Recorded data
::::::::
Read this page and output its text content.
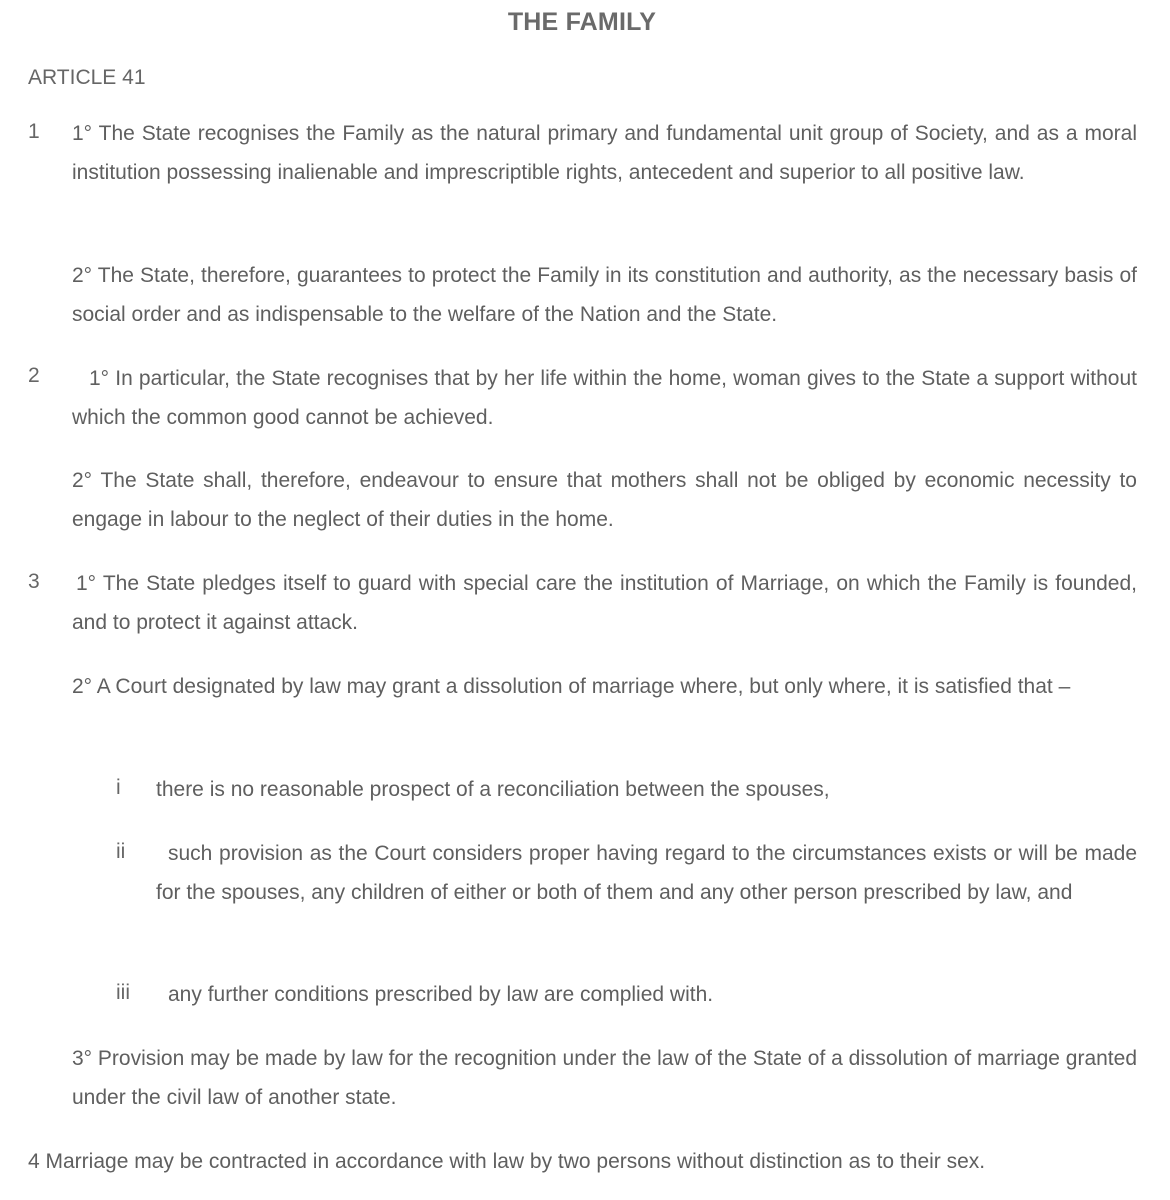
THE FAMILY
ARTICLE 41
1 1° The State recognises the Family as the natural primary and fundamental unit group of Society, and as a moral institution possessing inalienable and imprescriptible rights, antecedent and superior to all positive law.
2° The State, therefore, guarantees to protect the Family in its constitution and authority, as the necessary basis of social order and as indispensable to the welfare of the Nation and the State.
2	1° In particular, the State recognises that by her life within the home, woman gives to the State a support without which the common good cannot be achieved.
2° The State shall, therefore, endeavour to ensure that mothers shall not be obliged by economic necessity to engage in labour to the neglect of their duties in the home.
3 1° The State pledges itself to guard with special care the institution of Marriage, on which the Family is founded, and to protect it against attack.
2° A Court designated by law may grant a dissolution of marriage where, but only where, it is satisfied that –
i there is no reasonable prospect of a reconciliation between the spouses,
ii	such provision as the Court considers proper having regard to the circumstances exists or will be made for the spouses, any children of either or both of them and any other person prescribed by law, and
iii	any further conditions prescribed by law are complied with.
3° Provision may be made by law for the recognition under the law of the State of a dissolution of marriage granted under the civil law of another state.
4 Marriage may be contracted in accordance with law by two persons without distinction as to their sex.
::::::::
Locate the lines above that hold the word "made". Show every one of them.

• Expected answer
ii	such provision as the Court considers proper having regard to the circumstances exists or will be made for the spouses, any children of either or both of them and any other person prescribed by law, and
3° Provision may be made by law for the recognition under the law of the State of a dissolution of marriage granted under the civil law of another state.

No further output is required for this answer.